----- SUPPLIED RECORDS -----

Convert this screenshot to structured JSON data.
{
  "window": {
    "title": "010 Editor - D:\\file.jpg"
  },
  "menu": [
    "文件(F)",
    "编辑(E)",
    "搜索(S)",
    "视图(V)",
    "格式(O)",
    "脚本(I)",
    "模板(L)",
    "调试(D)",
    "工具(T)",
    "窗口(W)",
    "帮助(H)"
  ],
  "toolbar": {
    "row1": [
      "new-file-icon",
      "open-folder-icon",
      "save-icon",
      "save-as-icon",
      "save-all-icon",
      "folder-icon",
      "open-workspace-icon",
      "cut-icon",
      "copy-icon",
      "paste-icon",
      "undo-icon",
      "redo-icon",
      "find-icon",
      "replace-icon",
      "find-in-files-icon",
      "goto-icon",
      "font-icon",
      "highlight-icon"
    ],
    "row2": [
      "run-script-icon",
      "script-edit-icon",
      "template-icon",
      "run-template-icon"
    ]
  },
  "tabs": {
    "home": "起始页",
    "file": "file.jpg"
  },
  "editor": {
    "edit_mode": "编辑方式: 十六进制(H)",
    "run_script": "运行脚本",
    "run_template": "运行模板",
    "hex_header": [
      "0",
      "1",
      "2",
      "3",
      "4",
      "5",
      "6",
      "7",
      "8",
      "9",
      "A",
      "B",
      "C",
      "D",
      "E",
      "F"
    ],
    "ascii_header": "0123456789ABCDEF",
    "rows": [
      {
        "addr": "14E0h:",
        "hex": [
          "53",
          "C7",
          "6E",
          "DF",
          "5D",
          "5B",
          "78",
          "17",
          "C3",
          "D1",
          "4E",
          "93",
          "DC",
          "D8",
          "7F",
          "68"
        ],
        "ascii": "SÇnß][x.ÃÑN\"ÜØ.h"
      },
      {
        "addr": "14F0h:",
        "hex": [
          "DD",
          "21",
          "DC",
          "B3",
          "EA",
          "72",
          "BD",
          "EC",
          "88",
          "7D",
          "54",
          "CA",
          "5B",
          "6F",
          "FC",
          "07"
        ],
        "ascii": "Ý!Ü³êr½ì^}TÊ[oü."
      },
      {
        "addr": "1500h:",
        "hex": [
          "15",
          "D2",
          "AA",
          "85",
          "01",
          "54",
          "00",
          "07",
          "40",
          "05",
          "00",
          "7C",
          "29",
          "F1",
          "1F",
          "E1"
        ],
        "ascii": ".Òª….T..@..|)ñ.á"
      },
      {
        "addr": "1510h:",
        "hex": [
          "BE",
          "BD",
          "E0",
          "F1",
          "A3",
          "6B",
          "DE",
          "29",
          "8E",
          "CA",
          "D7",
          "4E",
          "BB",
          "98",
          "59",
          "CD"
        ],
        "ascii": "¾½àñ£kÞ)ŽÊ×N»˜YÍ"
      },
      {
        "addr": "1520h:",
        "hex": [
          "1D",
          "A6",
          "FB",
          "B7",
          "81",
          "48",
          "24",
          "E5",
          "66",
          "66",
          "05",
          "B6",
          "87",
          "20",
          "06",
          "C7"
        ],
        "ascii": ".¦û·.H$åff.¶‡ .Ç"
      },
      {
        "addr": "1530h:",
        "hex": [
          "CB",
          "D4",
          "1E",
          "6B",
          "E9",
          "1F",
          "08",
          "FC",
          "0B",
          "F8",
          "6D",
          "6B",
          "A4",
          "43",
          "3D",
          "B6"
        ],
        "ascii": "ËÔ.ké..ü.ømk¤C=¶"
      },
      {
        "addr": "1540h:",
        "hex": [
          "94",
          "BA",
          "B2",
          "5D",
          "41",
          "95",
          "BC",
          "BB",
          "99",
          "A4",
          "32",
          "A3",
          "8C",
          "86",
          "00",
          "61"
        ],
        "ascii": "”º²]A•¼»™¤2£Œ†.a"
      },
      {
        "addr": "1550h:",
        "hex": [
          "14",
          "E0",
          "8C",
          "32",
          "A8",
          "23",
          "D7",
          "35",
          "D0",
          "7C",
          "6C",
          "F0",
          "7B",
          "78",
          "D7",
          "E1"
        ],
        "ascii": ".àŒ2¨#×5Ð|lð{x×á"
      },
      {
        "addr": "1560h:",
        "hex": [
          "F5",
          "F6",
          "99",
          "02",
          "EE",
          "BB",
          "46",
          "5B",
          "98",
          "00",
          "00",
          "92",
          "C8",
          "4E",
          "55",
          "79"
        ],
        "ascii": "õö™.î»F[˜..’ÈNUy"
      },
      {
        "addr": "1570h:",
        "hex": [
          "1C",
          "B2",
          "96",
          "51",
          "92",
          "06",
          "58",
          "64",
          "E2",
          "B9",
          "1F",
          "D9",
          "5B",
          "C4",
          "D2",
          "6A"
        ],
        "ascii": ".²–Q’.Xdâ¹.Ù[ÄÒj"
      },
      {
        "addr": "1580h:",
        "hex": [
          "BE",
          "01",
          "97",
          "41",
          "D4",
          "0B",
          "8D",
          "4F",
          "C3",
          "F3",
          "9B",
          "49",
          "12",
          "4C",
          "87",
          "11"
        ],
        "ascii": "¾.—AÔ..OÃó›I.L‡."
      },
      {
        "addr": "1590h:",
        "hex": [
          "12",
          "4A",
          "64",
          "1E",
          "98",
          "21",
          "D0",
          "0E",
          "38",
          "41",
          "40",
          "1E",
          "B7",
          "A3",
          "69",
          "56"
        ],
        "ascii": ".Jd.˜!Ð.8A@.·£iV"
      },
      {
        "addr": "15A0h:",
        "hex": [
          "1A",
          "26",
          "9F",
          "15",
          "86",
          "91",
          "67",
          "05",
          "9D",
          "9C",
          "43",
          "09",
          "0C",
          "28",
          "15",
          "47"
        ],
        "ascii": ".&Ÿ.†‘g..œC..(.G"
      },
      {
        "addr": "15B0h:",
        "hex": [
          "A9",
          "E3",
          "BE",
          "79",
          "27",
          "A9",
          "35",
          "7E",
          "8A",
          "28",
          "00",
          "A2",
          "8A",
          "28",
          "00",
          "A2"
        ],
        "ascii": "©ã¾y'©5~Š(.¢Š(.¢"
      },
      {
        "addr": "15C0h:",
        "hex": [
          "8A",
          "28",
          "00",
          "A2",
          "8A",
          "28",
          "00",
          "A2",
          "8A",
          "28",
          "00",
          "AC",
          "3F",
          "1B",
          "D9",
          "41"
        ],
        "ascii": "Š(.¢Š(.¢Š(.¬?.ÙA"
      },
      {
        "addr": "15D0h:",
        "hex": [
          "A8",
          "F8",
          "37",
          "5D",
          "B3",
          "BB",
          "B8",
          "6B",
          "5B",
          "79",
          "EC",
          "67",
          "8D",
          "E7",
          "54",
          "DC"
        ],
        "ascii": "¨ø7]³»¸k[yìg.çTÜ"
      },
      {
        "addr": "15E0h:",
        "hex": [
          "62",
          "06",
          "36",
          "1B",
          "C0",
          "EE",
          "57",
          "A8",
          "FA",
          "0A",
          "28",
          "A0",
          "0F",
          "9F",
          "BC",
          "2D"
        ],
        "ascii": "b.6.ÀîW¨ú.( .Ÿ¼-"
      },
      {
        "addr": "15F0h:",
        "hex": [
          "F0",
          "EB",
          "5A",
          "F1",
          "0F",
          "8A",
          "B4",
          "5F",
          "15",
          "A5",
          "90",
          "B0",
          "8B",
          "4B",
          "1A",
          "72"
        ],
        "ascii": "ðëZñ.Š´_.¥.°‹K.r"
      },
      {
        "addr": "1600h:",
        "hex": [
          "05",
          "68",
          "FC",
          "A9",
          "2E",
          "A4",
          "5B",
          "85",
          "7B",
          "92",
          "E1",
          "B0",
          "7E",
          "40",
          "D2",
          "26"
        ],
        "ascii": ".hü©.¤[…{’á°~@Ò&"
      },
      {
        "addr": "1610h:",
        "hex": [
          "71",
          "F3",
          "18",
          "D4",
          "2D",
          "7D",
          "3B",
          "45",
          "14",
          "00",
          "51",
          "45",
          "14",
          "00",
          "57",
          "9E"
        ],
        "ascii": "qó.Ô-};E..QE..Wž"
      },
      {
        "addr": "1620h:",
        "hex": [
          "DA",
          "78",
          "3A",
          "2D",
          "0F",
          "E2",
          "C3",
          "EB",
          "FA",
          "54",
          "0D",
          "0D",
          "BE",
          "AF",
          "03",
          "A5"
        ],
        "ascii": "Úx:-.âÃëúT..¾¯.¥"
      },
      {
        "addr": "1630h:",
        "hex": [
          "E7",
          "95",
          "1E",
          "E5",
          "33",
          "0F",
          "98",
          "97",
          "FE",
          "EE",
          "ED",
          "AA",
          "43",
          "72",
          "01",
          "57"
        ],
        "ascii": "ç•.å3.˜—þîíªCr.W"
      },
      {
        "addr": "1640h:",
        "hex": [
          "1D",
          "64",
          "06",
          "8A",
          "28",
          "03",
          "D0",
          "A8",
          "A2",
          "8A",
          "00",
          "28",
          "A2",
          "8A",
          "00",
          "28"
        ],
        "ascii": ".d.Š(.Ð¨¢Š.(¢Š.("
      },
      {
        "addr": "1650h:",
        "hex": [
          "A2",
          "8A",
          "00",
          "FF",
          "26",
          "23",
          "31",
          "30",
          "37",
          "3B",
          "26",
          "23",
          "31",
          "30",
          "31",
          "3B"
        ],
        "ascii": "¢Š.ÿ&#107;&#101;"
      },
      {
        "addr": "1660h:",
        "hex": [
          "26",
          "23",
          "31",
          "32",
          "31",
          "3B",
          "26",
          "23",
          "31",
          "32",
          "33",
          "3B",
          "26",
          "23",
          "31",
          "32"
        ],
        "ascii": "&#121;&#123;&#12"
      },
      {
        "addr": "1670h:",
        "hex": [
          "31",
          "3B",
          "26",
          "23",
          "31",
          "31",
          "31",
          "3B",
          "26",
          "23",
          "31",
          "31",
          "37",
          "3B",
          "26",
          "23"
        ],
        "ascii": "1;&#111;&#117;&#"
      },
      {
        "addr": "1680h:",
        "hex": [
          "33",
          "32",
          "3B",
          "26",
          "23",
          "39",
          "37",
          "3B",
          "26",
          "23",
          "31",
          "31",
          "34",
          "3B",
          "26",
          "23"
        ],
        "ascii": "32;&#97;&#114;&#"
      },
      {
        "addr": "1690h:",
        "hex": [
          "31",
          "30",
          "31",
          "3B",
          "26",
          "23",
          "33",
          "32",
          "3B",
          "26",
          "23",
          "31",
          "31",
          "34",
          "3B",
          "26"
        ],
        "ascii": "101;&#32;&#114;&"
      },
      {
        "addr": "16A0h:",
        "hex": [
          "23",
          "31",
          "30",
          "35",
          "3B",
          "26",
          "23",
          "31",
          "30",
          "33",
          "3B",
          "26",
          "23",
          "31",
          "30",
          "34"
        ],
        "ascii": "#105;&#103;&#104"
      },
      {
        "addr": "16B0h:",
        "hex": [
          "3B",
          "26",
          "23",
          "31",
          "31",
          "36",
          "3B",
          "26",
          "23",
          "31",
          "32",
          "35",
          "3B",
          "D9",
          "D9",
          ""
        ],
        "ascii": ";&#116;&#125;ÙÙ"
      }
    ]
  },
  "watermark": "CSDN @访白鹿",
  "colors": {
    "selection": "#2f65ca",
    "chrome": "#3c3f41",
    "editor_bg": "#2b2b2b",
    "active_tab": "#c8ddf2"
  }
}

-----

#### [WHAT NEEDS TO BE DONE]
Using the records above, find and show each line with the string "open".

#### [WRITTEN REPLY]
      "open-folder-icon",
      "open-workspace-icon",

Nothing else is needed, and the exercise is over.